• **Stated problem**
Reproduce the account of the Siberia study trip below in full, word for word.

• **Reading text**
****************************************

June 3, 2009 at 10:07 am
By Megan Milligan, Jennifer Hightower, Laura Roberts, Nikki Reich, Tigan Harrison

Off-campus study programs are renowned for bringing together people with no previous connections.  This is most obvious when a group of five girls are sent into the wilds of Siberia for a week-long trip surrounded by twice as many guys twenty-four hours a day.  In this instance, the program director (Diana Osipovna) is our only adult female companion—a fortunate circumstance considering that certain situations could otherwise be rendered extremely awkward.

As was already mentioned, our program director is a woman, which means that we occasionally receive special treatment.  The gender relationship itself guarantees a stronger connection, and the inequality of numbers only strengthens that tie.  Bathroom stops are as frequent as we need them to be; requests for chocolate are met with laughter and a bag of the desired snack; and rooms are assigned with the best view going to the girls.

For example a day-long drive across the upper half of Olkhon Island in Lake Baikal requires several stops along the way for bathroom breaks.  After piling out of the two vans Diana Osipovna sent the men off in one direction while the women turned in the other, where she gathered us into a human wall for some personal privacy while we did our business.  As an added bonus, we were free to ask all the grammar questions that had been pestering us during the trip.  Just the other day, she explained to us the difference between liking something and having a good impression of it.

****************************************

(Dataset rows)
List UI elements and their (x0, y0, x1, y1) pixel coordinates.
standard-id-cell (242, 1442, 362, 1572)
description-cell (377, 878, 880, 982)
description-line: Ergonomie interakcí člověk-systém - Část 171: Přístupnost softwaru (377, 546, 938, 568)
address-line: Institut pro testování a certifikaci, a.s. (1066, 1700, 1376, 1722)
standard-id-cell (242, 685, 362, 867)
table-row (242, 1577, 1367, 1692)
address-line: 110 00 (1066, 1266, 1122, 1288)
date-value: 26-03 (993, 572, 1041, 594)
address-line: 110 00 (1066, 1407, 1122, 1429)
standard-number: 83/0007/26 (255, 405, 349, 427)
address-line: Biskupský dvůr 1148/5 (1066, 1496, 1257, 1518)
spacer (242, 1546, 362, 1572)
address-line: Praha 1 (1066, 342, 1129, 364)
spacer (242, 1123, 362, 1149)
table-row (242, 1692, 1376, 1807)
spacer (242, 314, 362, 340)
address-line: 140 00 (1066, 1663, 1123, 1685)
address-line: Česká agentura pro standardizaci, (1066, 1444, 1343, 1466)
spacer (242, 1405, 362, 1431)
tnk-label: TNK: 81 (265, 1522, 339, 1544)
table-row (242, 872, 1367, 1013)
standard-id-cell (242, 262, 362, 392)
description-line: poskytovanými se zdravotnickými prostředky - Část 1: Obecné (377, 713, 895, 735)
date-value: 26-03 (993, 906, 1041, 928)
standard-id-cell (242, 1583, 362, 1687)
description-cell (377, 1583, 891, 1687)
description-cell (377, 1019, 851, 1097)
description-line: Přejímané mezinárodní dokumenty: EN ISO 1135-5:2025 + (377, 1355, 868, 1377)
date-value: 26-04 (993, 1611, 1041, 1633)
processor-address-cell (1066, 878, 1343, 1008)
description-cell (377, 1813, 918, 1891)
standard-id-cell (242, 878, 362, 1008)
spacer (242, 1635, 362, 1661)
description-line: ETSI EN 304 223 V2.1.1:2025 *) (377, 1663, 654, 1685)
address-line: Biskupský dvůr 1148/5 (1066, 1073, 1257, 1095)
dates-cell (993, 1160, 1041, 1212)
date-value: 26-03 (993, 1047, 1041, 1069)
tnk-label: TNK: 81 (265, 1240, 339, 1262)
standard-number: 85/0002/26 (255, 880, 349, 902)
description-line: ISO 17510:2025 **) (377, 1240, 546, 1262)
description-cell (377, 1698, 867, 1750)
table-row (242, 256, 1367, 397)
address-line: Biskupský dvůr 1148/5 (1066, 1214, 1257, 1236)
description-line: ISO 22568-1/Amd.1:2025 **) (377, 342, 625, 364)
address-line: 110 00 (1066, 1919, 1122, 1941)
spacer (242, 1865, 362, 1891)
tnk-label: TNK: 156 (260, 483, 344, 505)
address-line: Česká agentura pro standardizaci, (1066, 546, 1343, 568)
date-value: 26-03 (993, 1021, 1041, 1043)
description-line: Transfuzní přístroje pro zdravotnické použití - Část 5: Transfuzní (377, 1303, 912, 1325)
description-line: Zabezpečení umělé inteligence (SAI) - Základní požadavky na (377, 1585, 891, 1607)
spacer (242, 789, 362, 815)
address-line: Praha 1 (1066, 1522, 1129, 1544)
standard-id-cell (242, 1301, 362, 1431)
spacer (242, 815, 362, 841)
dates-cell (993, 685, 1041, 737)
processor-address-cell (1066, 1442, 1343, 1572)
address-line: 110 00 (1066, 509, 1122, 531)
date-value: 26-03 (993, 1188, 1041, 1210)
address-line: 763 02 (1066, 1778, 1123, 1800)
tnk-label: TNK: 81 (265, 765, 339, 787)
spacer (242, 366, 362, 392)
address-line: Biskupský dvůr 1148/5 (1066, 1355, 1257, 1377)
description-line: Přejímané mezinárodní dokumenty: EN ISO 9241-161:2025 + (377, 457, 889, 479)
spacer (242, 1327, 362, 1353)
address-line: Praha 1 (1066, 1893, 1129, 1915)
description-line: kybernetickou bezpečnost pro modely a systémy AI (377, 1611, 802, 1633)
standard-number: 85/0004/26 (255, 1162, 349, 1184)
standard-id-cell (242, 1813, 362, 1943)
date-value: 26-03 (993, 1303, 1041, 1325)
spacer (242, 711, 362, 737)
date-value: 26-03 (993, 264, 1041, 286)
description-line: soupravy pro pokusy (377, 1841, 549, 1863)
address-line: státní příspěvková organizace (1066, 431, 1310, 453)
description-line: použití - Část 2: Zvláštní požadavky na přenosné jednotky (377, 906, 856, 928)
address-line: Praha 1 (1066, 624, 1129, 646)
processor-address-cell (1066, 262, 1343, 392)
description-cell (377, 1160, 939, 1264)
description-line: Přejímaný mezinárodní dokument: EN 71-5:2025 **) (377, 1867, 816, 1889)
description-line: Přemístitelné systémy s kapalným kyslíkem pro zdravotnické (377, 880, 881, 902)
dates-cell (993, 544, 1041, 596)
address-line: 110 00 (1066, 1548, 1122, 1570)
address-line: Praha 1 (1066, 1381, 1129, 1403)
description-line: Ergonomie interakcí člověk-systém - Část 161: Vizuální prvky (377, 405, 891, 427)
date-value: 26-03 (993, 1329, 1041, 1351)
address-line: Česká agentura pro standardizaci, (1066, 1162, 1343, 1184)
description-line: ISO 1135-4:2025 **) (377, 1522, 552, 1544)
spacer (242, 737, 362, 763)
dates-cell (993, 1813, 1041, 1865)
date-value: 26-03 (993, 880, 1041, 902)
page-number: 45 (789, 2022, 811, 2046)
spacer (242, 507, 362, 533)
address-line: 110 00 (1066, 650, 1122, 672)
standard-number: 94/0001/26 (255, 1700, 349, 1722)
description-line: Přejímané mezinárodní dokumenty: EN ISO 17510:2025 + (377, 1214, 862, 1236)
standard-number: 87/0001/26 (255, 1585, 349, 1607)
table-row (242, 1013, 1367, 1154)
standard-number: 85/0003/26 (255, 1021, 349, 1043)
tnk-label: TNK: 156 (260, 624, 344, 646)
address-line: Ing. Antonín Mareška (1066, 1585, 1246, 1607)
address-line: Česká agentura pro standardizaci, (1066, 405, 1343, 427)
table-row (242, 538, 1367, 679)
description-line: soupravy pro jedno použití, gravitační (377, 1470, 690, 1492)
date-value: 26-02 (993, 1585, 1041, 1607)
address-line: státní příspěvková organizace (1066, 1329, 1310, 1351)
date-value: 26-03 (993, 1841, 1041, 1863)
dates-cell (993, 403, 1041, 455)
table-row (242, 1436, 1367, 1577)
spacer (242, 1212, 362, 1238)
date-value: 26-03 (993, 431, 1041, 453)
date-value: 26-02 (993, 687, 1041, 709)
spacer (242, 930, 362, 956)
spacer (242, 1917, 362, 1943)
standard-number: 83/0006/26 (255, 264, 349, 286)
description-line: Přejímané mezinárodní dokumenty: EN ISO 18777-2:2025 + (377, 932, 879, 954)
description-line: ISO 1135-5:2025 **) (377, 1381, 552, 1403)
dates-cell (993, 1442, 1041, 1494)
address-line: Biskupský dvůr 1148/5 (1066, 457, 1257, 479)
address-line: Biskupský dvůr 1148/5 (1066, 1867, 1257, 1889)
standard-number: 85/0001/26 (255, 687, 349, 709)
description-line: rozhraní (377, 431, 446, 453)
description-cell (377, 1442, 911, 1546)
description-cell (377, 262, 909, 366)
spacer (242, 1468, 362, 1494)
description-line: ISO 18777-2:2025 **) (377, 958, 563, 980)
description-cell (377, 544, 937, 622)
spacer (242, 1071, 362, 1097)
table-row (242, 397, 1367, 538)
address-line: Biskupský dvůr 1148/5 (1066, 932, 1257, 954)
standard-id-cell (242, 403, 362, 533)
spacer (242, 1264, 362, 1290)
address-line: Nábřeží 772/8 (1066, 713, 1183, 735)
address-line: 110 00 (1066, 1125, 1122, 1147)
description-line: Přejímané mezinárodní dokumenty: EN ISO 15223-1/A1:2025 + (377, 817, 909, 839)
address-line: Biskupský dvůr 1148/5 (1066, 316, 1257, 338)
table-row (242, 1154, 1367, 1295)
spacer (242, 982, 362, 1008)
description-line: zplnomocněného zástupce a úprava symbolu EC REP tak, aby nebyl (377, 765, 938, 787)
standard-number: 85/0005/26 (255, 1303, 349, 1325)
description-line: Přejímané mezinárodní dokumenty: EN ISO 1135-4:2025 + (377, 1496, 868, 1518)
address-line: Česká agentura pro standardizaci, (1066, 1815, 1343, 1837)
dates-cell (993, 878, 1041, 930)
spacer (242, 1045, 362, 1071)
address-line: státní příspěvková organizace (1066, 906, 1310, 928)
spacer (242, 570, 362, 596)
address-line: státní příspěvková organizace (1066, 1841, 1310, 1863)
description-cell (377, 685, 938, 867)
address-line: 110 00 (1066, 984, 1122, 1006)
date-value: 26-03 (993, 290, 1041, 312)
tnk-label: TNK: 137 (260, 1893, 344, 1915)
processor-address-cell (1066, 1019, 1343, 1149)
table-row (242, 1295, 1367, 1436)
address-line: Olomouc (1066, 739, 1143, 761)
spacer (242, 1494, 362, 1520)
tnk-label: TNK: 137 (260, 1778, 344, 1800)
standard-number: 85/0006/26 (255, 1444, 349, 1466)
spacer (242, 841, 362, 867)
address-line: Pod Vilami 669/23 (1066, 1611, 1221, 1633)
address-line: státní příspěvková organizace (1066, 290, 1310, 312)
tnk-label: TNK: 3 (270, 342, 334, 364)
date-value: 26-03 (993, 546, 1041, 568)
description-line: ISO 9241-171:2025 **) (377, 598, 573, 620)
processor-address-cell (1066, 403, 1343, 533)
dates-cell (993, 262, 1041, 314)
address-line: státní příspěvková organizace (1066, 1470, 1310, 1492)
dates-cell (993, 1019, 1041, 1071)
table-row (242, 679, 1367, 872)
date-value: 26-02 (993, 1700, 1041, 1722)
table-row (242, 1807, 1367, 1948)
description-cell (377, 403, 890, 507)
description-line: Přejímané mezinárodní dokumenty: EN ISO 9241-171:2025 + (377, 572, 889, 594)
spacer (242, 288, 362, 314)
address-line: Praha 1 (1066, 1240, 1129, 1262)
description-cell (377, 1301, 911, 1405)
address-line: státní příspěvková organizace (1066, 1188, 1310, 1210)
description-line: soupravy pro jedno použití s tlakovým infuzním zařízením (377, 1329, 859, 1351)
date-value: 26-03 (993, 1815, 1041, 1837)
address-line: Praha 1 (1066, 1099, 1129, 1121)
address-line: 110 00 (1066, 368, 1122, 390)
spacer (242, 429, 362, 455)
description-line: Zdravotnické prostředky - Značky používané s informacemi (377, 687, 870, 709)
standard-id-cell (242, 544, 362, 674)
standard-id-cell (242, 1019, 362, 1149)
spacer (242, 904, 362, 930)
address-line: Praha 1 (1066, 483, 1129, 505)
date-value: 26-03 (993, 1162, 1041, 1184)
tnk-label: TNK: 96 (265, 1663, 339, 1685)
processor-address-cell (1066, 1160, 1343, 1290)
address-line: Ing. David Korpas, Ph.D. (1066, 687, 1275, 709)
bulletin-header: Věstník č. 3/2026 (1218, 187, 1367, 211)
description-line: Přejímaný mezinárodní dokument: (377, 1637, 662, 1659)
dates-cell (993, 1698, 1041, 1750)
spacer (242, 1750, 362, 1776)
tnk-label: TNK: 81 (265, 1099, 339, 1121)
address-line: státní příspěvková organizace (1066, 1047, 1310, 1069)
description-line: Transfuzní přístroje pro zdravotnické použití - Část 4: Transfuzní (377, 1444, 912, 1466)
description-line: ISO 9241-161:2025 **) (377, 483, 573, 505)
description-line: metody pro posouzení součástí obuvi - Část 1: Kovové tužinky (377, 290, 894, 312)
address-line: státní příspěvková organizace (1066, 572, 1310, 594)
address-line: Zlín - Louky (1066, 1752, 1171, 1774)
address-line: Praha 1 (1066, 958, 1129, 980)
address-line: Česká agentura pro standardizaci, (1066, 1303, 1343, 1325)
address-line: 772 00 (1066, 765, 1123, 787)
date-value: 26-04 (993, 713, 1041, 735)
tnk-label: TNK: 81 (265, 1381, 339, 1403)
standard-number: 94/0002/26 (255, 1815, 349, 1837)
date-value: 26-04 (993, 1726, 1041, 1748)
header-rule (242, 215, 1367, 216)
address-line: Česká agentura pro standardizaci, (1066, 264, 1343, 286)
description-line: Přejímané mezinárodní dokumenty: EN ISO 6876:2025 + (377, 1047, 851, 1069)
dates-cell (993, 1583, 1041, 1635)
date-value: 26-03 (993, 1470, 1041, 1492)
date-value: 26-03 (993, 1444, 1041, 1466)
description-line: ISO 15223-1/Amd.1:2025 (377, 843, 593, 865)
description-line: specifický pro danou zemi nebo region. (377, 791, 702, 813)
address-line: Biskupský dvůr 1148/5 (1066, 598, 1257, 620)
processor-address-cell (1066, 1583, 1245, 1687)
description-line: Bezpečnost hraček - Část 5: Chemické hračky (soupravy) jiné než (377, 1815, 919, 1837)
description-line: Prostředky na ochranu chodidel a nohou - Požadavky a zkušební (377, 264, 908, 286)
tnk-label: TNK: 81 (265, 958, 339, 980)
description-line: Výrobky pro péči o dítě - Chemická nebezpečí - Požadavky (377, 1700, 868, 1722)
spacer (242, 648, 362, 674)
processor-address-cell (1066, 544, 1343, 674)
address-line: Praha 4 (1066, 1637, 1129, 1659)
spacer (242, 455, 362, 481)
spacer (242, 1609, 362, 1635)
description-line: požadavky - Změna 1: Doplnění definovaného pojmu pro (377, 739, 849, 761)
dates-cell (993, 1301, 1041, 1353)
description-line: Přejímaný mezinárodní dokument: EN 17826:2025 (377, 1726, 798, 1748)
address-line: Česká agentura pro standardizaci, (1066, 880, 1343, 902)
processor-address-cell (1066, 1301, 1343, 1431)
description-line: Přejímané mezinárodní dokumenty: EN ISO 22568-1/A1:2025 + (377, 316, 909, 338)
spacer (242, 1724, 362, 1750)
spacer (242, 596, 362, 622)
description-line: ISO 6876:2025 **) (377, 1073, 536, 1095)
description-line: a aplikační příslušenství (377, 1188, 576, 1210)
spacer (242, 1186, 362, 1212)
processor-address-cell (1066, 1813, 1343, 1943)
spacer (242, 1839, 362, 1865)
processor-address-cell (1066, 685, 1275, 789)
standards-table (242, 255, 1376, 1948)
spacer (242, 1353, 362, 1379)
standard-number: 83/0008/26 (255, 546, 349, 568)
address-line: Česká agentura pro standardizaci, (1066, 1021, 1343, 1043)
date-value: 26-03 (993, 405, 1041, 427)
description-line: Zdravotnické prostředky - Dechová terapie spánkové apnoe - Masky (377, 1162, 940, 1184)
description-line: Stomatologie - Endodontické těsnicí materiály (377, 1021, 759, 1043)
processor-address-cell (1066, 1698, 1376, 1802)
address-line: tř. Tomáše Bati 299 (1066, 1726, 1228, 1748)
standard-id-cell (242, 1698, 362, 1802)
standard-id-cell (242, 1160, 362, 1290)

****************************************

• **Task answer**
June 3, 2009 at 10:07 am
By Megan Milligan, Jennifer Hightower, Laura Roberts, Nikki Reich, Tigan Harrison

Off-campus study programs are renowned for bringing together people with no previous connections.  This is most obvious when a group of five girls are sent into the wilds of Siberia for a week-long trip surrounded by twice as many guys twenty-four hours a day.  In this instance, the program director (Diana Osipovna) is our only adult female companion—a fortunate circumstance considering that certain situations could otherwise be rendered extremely awkward.

As was already mentioned, our program director is a woman, which means that we occasionally receive special treatment.  The gender relationship itself guarantees a stronger connection, and the inequality of numbers only strengthens that tie.  Bathroom stops are as frequent as we need them to be; requests for chocolate are met with laughter and a bag of the desired snack; and rooms are assigned with the best view going to the girls.

For example a day-long drive across the upper half of Olkhon Island in Lake Baikal requires several stops along the way for bathroom breaks.  After piling out of the two vans Diana Osipovna sent the men off in one direction while the women turned in the other, where she gathered us into a human wall for some personal privacy while we did our business.  As an added bonus, we were free to ask all the grammar questions that had been pestering us during the trip.  Just the other day, she explained to us the difference between liking something and having a good impression of it.